◆ **The request**
Pull every line containing "this" from the entries.

______

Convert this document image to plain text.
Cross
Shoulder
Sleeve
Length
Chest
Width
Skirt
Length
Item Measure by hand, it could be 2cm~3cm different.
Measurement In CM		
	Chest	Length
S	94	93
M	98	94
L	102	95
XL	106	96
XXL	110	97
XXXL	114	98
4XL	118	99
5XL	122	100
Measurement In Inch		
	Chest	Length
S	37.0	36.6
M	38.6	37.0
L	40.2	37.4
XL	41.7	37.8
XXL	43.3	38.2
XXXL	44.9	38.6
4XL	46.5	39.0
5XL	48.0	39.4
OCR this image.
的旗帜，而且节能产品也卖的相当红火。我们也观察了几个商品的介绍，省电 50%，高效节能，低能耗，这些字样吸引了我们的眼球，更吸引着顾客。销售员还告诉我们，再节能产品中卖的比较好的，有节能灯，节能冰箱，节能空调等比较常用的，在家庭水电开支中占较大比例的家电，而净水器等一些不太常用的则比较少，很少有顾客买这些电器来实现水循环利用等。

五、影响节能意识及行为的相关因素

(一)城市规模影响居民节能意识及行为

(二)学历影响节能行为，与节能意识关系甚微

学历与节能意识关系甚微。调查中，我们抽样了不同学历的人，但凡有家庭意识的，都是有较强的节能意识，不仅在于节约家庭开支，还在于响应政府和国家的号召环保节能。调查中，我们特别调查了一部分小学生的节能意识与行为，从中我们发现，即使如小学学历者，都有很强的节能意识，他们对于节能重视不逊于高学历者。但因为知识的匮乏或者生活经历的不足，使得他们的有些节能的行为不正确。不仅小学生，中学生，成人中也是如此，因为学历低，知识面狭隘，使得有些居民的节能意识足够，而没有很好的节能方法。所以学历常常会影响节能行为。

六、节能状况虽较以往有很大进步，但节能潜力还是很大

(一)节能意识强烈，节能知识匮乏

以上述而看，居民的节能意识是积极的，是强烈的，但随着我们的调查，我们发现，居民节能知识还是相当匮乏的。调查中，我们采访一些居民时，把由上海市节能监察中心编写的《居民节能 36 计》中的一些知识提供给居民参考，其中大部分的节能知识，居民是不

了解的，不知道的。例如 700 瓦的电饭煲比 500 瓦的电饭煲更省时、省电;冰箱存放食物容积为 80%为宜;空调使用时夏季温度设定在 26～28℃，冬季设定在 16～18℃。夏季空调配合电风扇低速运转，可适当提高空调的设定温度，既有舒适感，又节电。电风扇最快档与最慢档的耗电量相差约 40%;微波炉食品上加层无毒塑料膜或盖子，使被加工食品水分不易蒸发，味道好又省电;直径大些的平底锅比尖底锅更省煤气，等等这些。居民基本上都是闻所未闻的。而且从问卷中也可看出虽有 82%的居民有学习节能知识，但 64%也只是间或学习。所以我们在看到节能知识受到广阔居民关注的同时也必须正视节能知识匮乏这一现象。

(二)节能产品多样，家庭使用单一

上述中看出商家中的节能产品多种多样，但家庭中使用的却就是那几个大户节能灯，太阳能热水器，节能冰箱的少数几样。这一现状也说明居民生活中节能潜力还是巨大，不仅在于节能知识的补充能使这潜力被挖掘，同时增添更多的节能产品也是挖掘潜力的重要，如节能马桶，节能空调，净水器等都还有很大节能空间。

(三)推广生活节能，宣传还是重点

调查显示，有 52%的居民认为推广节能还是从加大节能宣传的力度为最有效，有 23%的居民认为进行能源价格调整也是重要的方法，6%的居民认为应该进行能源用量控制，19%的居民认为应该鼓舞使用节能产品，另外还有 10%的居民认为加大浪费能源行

______

◆ **Response**
Convert this document image to plain text.
OCR this image.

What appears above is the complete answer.